Set problem: Using the listing below, give the number of lines where "stroke" appears, and nothing else.

Data to use:
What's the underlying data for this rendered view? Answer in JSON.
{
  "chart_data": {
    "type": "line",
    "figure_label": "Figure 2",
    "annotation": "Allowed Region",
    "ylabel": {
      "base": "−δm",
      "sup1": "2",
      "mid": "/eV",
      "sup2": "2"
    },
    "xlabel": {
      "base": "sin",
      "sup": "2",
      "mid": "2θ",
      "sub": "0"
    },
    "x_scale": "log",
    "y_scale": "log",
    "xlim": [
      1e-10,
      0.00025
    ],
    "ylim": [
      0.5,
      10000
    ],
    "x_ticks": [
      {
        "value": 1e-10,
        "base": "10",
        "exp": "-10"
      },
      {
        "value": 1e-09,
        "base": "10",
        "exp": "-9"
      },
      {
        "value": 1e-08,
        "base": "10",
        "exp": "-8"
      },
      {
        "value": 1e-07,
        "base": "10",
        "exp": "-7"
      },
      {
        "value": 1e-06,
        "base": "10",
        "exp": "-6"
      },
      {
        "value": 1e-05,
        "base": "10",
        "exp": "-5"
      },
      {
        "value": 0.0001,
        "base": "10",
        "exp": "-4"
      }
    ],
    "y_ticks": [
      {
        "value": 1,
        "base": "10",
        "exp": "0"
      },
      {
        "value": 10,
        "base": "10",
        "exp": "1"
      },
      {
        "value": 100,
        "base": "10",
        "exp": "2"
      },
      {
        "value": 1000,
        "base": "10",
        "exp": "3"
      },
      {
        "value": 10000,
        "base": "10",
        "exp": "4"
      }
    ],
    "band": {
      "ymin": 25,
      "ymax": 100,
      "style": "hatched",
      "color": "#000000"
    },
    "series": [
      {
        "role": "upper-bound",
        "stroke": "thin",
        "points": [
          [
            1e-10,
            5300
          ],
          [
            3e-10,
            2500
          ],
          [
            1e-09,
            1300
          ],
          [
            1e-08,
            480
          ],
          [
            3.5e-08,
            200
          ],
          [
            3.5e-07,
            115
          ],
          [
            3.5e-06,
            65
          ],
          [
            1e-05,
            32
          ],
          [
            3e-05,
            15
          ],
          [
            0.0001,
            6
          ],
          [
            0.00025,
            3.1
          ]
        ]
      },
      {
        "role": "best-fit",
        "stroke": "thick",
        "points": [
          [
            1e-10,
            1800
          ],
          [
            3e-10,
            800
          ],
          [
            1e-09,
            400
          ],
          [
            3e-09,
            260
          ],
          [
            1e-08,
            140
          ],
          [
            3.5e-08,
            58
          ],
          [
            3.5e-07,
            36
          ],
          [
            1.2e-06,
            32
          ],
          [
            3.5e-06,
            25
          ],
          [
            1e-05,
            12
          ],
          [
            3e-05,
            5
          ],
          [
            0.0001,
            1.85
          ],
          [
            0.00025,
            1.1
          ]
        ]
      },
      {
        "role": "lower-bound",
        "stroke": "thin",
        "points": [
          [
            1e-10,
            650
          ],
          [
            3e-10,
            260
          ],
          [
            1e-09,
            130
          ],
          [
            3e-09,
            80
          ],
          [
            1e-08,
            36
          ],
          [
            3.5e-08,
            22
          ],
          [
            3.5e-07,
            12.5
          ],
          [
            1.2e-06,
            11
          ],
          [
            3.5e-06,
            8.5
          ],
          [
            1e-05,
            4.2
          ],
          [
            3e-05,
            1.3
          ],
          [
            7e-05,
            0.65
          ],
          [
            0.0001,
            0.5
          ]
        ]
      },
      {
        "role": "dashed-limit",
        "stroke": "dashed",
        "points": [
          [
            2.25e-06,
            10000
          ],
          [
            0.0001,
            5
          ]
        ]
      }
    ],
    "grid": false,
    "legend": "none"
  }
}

--

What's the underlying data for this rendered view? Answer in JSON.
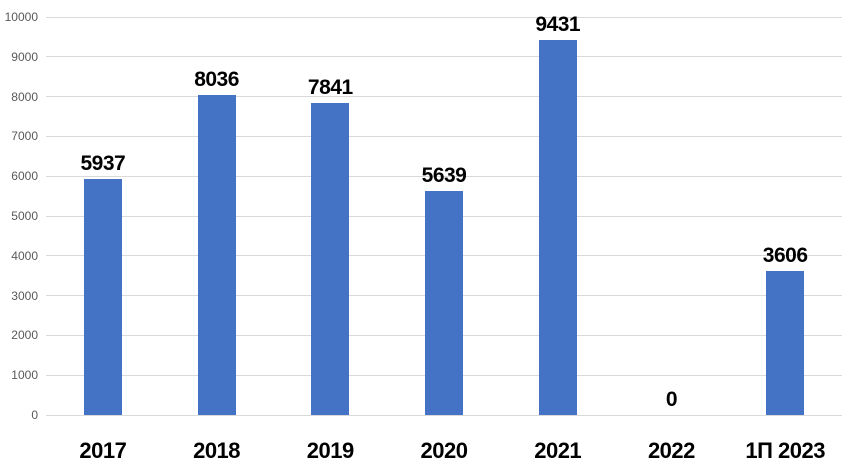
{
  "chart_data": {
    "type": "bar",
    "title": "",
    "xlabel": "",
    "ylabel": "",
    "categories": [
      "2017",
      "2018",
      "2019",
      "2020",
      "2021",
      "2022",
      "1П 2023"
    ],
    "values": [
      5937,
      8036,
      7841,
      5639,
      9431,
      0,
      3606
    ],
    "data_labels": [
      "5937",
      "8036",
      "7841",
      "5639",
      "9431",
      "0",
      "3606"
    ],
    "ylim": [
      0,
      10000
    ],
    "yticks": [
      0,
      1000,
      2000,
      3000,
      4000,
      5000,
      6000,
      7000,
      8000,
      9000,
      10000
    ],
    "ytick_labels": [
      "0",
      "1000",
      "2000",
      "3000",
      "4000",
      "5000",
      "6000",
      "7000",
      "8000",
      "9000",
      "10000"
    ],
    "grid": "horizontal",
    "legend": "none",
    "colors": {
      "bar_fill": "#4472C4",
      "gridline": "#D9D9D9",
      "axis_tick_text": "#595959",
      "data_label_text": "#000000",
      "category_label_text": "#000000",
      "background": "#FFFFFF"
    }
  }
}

Complete response: 4